THE TASK: Answer with a single number stating how many lines of the entries below include the string "Nguyen".

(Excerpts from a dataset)
┄┄┄┄┄┄┄┄┄┄┄┄┄┄┄┄┄┄┄┄

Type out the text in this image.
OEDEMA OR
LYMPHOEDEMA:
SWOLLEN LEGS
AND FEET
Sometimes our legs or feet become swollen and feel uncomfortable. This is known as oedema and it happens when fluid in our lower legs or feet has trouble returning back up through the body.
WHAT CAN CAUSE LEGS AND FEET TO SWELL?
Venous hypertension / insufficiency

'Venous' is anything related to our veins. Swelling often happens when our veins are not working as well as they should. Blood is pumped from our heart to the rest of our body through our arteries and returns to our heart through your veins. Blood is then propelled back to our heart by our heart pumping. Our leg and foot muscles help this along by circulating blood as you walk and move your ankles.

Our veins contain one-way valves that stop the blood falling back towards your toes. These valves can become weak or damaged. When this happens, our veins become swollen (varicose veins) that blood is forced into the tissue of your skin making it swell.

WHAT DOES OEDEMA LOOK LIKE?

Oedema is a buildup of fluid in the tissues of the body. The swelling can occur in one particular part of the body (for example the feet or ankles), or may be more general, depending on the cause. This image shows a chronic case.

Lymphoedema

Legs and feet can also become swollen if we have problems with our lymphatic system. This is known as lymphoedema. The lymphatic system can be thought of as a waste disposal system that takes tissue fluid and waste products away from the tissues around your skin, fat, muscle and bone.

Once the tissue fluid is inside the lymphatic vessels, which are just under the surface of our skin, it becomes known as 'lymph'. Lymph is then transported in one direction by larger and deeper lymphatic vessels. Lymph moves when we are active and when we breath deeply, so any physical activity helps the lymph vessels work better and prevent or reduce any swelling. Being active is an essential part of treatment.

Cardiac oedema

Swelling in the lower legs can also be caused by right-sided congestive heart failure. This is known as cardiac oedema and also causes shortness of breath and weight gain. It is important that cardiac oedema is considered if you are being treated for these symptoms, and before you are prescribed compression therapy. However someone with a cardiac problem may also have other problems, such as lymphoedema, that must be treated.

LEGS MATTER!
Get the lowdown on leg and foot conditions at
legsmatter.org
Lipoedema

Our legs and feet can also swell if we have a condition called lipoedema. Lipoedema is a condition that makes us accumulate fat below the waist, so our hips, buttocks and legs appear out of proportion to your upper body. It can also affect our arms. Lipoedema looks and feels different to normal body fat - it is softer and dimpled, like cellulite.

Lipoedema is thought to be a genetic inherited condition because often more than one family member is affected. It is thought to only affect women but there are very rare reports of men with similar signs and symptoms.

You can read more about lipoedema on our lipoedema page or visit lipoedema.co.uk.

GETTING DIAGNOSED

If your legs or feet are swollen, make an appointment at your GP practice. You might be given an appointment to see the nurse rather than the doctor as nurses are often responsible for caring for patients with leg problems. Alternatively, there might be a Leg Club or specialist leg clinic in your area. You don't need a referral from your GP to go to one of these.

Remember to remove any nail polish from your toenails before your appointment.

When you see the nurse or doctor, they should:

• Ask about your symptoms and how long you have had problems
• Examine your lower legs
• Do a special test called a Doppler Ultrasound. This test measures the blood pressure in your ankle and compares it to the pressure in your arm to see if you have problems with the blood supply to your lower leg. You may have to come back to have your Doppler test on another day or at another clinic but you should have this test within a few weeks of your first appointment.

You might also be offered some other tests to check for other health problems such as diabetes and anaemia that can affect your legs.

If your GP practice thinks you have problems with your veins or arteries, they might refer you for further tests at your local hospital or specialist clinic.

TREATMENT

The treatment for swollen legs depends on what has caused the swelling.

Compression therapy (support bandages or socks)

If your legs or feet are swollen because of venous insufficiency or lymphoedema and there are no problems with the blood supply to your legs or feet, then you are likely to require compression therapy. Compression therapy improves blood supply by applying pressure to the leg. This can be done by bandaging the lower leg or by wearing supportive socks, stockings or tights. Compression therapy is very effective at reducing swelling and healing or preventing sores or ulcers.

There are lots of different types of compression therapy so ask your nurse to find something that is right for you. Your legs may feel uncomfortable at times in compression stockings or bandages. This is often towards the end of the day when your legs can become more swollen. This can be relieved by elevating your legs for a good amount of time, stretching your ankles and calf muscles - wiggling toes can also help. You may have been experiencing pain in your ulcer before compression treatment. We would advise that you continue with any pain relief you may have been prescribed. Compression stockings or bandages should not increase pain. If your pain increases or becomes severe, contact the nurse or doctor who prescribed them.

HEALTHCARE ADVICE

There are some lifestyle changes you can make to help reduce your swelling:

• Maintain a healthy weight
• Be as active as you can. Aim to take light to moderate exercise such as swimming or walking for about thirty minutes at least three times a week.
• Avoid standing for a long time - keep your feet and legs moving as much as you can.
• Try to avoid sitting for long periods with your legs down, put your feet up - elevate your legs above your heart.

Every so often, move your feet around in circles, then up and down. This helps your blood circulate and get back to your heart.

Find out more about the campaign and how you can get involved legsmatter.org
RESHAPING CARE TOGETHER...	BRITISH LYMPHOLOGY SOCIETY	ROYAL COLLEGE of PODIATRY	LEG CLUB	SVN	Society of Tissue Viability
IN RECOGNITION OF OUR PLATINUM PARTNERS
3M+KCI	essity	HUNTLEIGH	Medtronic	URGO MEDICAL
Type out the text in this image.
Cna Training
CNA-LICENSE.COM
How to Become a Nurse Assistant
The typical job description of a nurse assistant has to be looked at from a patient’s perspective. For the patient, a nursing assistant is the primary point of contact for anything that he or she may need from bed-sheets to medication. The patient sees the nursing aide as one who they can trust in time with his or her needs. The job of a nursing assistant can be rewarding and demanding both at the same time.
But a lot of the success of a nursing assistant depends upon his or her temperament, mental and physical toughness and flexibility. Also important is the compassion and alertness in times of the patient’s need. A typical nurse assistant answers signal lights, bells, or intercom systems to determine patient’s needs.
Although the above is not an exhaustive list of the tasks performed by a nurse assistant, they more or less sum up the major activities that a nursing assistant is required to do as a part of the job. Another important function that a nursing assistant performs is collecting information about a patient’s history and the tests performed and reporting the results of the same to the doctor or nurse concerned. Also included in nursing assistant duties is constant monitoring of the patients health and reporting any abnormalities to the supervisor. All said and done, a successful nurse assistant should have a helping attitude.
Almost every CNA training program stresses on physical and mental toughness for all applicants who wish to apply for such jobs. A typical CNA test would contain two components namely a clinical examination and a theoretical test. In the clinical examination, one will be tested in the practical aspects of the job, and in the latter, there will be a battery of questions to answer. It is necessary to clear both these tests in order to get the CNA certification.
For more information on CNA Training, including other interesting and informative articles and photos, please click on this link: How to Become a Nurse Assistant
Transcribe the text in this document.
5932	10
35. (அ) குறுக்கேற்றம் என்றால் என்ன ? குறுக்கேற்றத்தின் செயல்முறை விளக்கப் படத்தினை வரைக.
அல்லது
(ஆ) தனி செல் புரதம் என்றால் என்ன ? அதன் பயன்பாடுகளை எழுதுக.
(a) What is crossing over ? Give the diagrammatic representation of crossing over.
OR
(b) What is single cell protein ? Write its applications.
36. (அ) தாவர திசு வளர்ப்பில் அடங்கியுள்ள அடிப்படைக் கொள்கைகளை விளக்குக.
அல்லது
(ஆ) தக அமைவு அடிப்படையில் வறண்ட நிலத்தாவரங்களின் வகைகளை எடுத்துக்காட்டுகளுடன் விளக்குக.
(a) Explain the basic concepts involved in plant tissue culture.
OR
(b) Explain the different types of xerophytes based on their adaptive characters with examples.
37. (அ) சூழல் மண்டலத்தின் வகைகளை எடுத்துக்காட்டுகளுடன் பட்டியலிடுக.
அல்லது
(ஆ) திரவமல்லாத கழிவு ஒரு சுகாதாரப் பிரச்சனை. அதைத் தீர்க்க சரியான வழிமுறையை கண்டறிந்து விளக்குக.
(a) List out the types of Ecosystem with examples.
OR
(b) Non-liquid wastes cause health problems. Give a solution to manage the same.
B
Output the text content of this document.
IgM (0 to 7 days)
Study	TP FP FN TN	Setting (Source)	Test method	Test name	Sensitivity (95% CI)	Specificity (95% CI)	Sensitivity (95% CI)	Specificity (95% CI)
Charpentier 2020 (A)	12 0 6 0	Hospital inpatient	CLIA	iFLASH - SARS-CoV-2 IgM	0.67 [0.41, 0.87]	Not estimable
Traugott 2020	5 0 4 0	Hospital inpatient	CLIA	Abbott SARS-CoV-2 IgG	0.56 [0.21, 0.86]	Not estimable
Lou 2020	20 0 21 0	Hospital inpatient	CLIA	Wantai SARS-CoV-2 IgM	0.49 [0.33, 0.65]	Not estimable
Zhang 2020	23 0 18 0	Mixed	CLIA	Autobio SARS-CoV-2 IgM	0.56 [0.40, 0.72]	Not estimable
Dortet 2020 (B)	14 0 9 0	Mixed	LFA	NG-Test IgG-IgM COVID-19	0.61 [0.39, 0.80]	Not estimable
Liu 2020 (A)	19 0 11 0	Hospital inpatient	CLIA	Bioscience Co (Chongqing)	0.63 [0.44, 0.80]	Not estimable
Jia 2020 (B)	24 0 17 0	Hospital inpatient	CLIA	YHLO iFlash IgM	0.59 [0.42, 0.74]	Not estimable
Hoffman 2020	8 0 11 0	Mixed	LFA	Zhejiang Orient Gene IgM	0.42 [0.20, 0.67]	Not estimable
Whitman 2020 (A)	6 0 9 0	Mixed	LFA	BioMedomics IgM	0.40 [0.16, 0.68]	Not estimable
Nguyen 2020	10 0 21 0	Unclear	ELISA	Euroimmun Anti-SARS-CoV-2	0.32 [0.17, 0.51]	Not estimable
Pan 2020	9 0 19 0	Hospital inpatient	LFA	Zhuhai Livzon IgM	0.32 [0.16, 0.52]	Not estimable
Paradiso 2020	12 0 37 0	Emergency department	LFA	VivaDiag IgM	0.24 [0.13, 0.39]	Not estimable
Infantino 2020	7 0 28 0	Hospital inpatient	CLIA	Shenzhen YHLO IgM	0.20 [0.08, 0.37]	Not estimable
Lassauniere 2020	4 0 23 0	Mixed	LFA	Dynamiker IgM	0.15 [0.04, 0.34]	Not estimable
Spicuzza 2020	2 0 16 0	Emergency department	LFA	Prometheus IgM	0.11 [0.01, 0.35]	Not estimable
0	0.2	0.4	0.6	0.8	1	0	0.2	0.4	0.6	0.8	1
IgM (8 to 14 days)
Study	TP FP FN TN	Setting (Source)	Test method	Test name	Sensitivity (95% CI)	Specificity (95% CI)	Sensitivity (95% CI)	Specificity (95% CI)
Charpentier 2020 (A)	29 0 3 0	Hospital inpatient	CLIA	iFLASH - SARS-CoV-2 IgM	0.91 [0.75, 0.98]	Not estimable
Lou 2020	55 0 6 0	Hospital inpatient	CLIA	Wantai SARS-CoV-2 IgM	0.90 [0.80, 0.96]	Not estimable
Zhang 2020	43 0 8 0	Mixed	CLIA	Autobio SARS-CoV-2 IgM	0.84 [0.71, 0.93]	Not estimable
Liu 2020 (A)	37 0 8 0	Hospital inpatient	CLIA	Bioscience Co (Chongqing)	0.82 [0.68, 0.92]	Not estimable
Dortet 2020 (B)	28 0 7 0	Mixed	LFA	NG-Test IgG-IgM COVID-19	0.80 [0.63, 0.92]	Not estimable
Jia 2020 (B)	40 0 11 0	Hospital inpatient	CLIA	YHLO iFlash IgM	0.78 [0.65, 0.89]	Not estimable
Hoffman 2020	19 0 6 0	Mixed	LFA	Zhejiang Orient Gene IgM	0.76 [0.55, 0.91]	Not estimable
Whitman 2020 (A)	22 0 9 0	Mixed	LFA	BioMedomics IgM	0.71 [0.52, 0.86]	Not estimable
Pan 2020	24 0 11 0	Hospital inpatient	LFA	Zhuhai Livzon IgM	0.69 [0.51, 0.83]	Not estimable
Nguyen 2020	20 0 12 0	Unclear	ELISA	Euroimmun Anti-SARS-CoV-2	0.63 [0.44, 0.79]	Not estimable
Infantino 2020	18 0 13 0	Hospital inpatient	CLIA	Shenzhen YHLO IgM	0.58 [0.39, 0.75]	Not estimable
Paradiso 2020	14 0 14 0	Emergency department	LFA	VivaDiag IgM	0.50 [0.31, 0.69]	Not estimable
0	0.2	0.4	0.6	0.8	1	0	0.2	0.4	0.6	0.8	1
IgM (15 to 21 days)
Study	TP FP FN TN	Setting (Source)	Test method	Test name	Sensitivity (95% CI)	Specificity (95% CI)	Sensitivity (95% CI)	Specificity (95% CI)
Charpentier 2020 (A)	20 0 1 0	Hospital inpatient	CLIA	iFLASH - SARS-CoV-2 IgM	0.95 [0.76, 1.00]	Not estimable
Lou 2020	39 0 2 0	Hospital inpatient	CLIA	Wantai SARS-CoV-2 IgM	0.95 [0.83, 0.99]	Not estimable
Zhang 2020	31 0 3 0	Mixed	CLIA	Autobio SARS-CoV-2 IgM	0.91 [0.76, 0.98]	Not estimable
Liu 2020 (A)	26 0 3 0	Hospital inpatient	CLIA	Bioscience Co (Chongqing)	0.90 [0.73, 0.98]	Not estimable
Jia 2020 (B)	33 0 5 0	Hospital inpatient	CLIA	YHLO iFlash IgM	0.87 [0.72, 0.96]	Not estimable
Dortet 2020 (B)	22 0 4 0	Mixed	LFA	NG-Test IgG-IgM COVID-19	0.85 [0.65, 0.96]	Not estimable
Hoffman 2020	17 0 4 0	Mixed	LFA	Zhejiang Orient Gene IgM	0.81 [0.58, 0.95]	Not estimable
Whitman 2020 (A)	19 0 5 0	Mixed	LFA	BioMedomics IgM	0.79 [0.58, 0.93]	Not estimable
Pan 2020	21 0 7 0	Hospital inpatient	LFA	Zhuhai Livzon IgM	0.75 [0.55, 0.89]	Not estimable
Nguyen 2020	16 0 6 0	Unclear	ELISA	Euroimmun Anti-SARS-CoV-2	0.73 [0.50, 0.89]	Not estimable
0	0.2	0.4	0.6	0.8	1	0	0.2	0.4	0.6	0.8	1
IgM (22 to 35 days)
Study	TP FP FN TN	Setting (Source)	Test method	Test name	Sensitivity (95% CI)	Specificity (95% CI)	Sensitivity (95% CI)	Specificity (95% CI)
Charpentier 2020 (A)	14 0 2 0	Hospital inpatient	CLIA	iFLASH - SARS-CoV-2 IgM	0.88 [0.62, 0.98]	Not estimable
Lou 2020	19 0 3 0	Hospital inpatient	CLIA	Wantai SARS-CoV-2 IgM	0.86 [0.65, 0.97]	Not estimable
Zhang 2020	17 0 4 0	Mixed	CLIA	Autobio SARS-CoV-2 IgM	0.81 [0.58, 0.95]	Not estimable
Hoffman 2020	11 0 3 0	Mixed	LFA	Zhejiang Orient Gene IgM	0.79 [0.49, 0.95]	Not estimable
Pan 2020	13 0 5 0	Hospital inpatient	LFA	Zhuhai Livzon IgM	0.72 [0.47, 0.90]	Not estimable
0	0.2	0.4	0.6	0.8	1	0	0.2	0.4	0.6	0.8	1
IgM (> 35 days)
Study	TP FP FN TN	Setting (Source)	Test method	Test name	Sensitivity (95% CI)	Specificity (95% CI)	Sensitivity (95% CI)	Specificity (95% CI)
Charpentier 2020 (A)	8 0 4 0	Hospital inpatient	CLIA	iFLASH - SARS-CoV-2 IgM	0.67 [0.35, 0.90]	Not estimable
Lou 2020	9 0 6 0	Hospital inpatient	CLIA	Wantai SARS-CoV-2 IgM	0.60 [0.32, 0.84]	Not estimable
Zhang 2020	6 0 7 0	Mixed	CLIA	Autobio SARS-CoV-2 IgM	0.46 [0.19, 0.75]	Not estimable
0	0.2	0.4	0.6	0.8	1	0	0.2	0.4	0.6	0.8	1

┄┄┄┄┄┄┄┄┄┄┄┄┄┄┄┄┄┄┄┄

RESULT: 3